= TEXT SHOWN =
+ + +
The Indeco IMH5 forestry mulcher attachment turns an excavator into a land clearing machine — brush, saplings, and small trees go in one end and ground mulch stays on the site, which eliminates the haul, the burn pile, and the separate chipper rental that traditional clearing methods require. NorthPoint Equipment Rentals carries the IMH5 across all five New Hampshire locations, and it pairs directly with excavators already in our fleet, so contractors working the Lakes Region, North Country, and everywhere in between can add it to an existing rental rather than sourcing an attachment separately.
On-Site Mulching The IMH5 processes cleared material — brush, saplings, small hardwood stems — into mulch that stays on the ground where it was cut, eliminating the debris removal phase entirely. No haul trucks, no burn permits, no chipper staged separately — what takes three steps with conventional clearing methods happens in one pass with the IMH5.
+ + +
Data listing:
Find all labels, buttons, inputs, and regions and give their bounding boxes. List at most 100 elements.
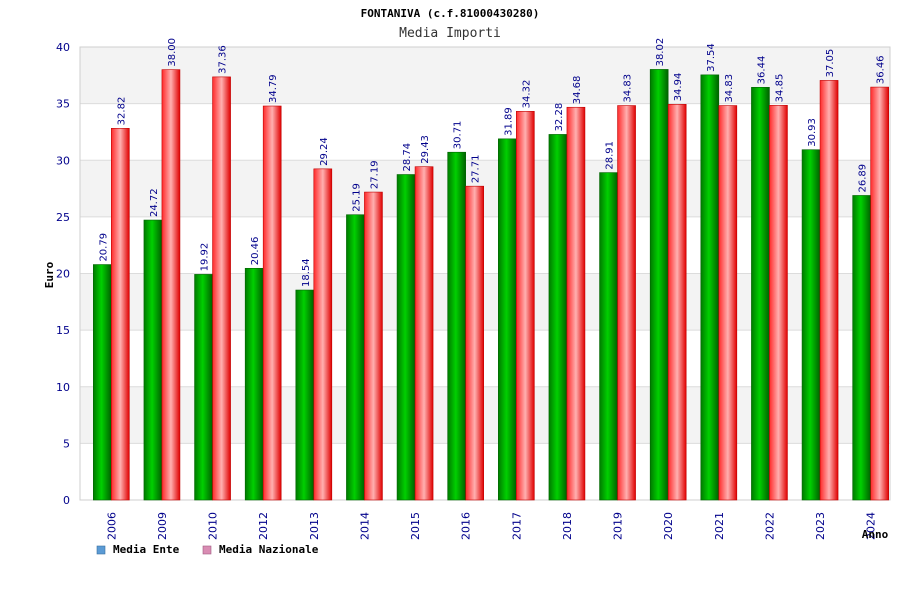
bar-media-ente	[295, 289, 315, 501]
x-tick-label: 2020	[662, 512, 675, 540]
value-label: 32.82	[116, 97, 127, 126]
value-label: 30.93	[807, 118, 818, 147]
bar-media-ente	[244, 267, 264, 501]
y-tick-label: 20	[56, 268, 70, 281]
x-tick-label: 2012	[257, 512, 270, 540]
bar-media-ente	[194, 274, 213, 501]
bar-media-ente	[396, 174, 416, 501]
y-tick-label: 25	[56, 211, 70, 224]
bar-media-nazionale	[870, 86, 889, 501]
bar-media-nazionale	[414, 166, 434, 501]
bar-media-nazionale	[262, 105, 282, 501]
value-label: 19.92	[200, 243, 211, 272]
x-axis-label: Anno	[862, 528, 889, 541]
x-tick-label: 2014	[358, 512, 371, 540]
bar-media-ente	[852, 195, 871, 501]
value-label: 37.05	[825, 49, 836, 78]
bar-media-nazionale	[566, 106, 586, 501]
value-label: 20.46	[250, 237, 261, 266]
bar-media-ente	[751, 87, 770, 501]
bar-media-ente	[548, 134, 568, 501]
value-label: 36.46	[876, 55, 887, 84]
bar-media-ente	[700, 74, 720, 501]
value-label: 24.72	[149, 188, 160, 217]
bar-media-nazionale	[819, 80, 839, 501]
value-label: 37.54	[706, 43, 717, 72]
value-label: 28.74	[402, 143, 413, 172]
y-tick-label: 40	[56, 41, 70, 54]
x-tick-label: 2018	[561, 512, 574, 540]
y-tick-label: 30	[56, 154, 70, 167]
value-label: 34.32	[521, 80, 532, 109]
value-label: 34.83	[623, 74, 634, 103]
x-tick-label: 2023	[814, 512, 827, 540]
legend: Media Ente Media Nazionale	[96, 543, 319, 556]
bars	[93, 69, 889, 501]
value-label: 34.68	[572, 76, 583, 105]
bar-media-nazionale	[364, 191, 383, 501]
bar-media-ente	[93, 264, 112, 501]
chart-title: FONTANIVA (c.f.81000430280)	[361, 7, 540, 20]
bar-media-ente	[346, 214, 365, 501]
legend-label-media-nazionale: Media Nazionale	[219, 543, 319, 556]
value-label: 27.19	[369, 160, 380, 189]
bar-media-ente	[447, 151, 466, 501]
x-tick-label: 2021	[713, 512, 726, 540]
value-label: 25.19	[351, 183, 362, 212]
bar-media-nazionale	[465, 185, 484, 501]
value-label: 29.43	[420, 135, 431, 164]
value-label: 20.79	[98, 233, 109, 262]
bar-media-nazionale	[769, 105, 788, 501]
bar-media-ente	[498, 138, 517, 501]
value-label: 32.28	[554, 103, 565, 132]
legend-swatch-media-ente	[96, 545, 106, 555]
value-label: 34.94	[673, 73, 684, 102]
value-label: 18.54	[301, 258, 312, 287]
value-label: 34.79	[268, 74, 279, 103]
bar-media-nazionale	[111, 128, 130, 501]
y-axis-label: Euro	[43, 261, 56, 288]
x-tick-label: 2015	[409, 512, 422, 540]
value-label: 26.89	[858, 164, 869, 193]
value-label: 27.71	[471, 155, 482, 184]
x-tick-label: 2016	[460, 512, 473, 540]
legend-swatch-media-nazionale	[202, 545, 212, 555]
bar-media-nazionale	[718, 105, 738, 501]
value-label: 38.00	[167, 38, 178, 67]
bar-media-ente	[649, 69, 669, 501]
x-tick-label: 2006	[105, 512, 118, 540]
value-label: 34.85	[774, 74, 785, 103]
bar-media-nazionale	[516, 111, 535, 501]
x-tick-label: 2010	[207, 512, 220, 540]
value-label: 30.71	[453, 121, 464, 150]
y-tick-label: 0	[63, 494, 70, 507]
x-tick-label: 2019	[612, 512, 625, 540]
x-tick-label: 2024	[865, 512, 878, 540]
bar-media-nazionale	[313, 168, 333, 501]
y-axis-ticks: 0 5 10 15 20 25 30 35 40	[56, 41, 70, 507]
value-label: 28.91	[605, 141, 616, 170]
value-label: 37.36	[218, 45, 229, 74]
x-tick-label: 2009	[156, 512, 169, 540]
value-label: 36.44	[756, 56, 767, 85]
bar-media-nazionale	[667, 104, 687, 501]
bar-media-ente	[801, 149, 821, 501]
x-axis-ticks: 2006 2009 2010 2012 2013 2014 2015 2016 2017 2018…	[105, 512, 877, 540]
x-tick-label: 2022	[763, 512, 776, 540]
value-label: 31.89	[503, 107, 514, 136]
bar-media-nazionale	[161, 69, 181, 501]
bar-media-nazionale	[617, 105, 636, 501]
y-tick-label: 5	[63, 437, 70, 450]
value-label: 34.83	[724, 74, 735, 103]
plot-border	[79, 46, 891, 501]
bar-media-ente	[143, 219, 163, 501]
y-tick-label: 10	[56, 381, 70, 394]
x-tick-label: 2013	[308, 512, 321, 540]
chart-subtitle: Media Importi	[399, 26, 501, 41]
bar-media-nazionale	[212, 76, 231, 501]
y-tick-label: 15	[56, 324, 70, 337]
y-tick-label: 35	[56, 98, 70, 111]
x-tick-label: 2017	[510, 512, 523, 540]
legend-label-media-ente: Media Ente	[113, 543, 180, 556]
+ + +
= TASK INSTRUCTIONS =
From the forestry mulcher text, write out word for word the passage that opens with the words containing "On-Site Mulching The" and closes with "with the IMH5.".

= WRITTEN ANSWER =
On-Site Mulching The IMH5 processes cleared material — brush, saplings, small hardwood stems — into mulch that stays on the ground where it was cut, eliminating the debris removal phase entirely. No haul trucks, no burn permits, no chipper staged separately — what takes three steps with conventional clearing methods happens in one pass with the IMH5.